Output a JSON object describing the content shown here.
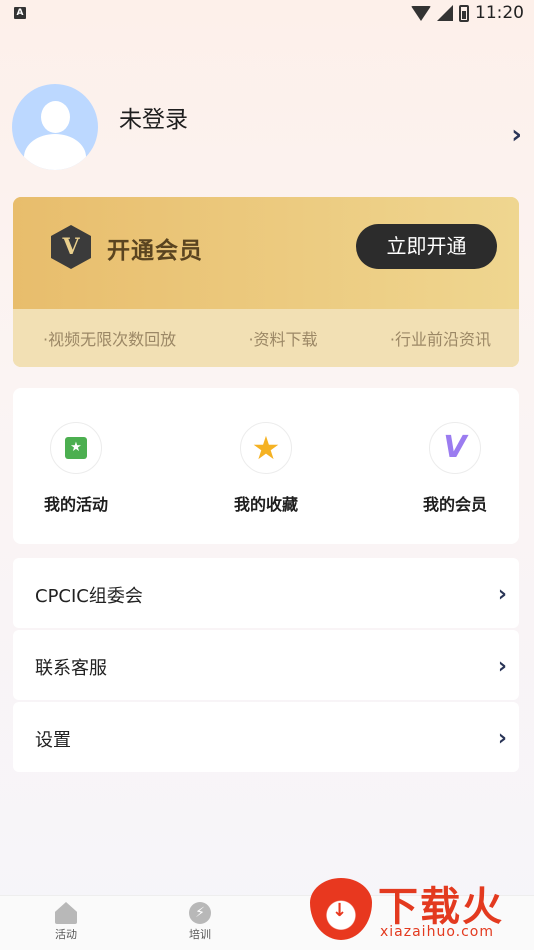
{
  "status_bar": {
    "left_icon": "A",
    "time": "11:20"
  },
  "profile": {
    "name": "未登录"
  },
  "vip": {
    "badge_letter": "V",
    "title": "开通会员",
    "button": "立即开通",
    "features": [
      "·视频无限次数回放",
      "·资料下载",
      "·行业前沿资讯"
    ]
  },
  "shortcuts": [
    {
      "label": "我的活动",
      "icon": "activity-icon"
    },
    {
      "label": "我的收藏",
      "icon": "star-icon"
    },
    {
      "label": "我的会员",
      "icon": "vip-icon"
    }
  ],
  "menu": [
    {
      "label": "CPCIC组委会"
    },
    {
      "label": "联系客服"
    },
    {
      "label": "设置"
    }
  ],
  "bottom_nav": [
    {
      "label": "活动",
      "icon": "home-icon"
    },
    {
      "label": "培训",
      "icon": "bulb-icon"
    }
  ],
  "watermark": {
    "text": "下载火",
    "url": "xiazaihuo.com"
  }
}
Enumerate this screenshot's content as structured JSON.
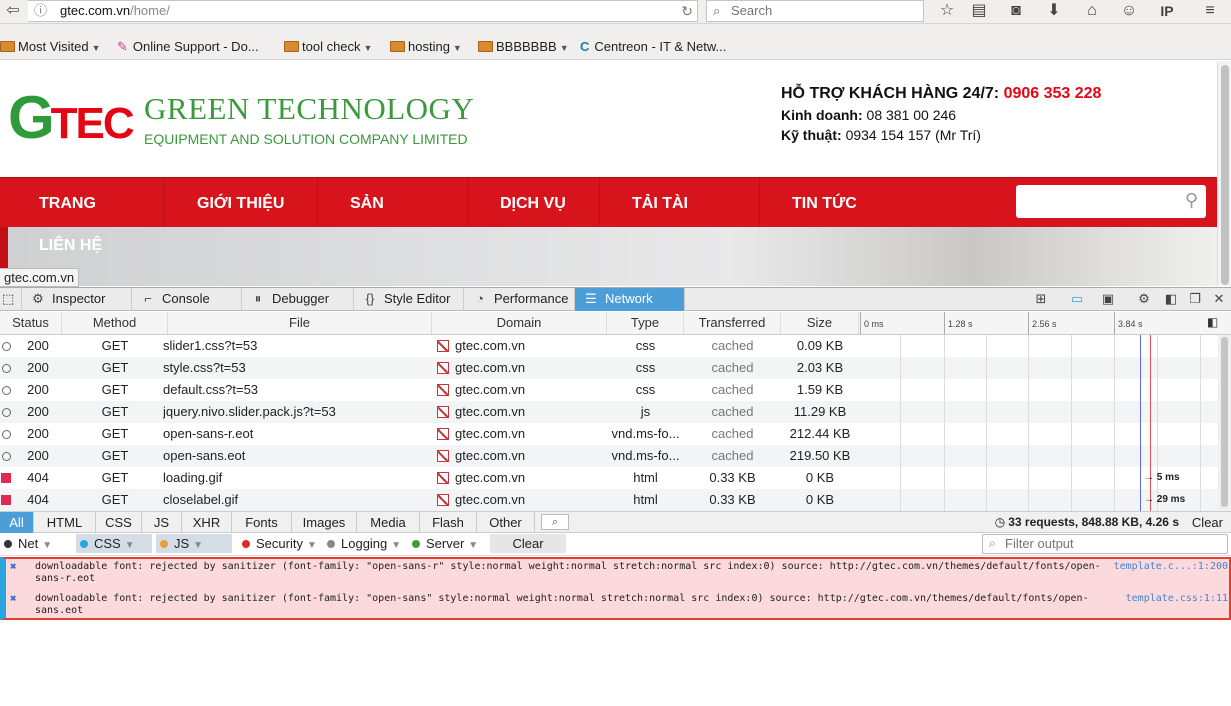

-- -- --

> Instruction
Your task is to list each line of the records with the word "JSON".

> Expected answer
Output a JSON object describing the content shown here.
Enumerate this screenshot's content as structured JSON.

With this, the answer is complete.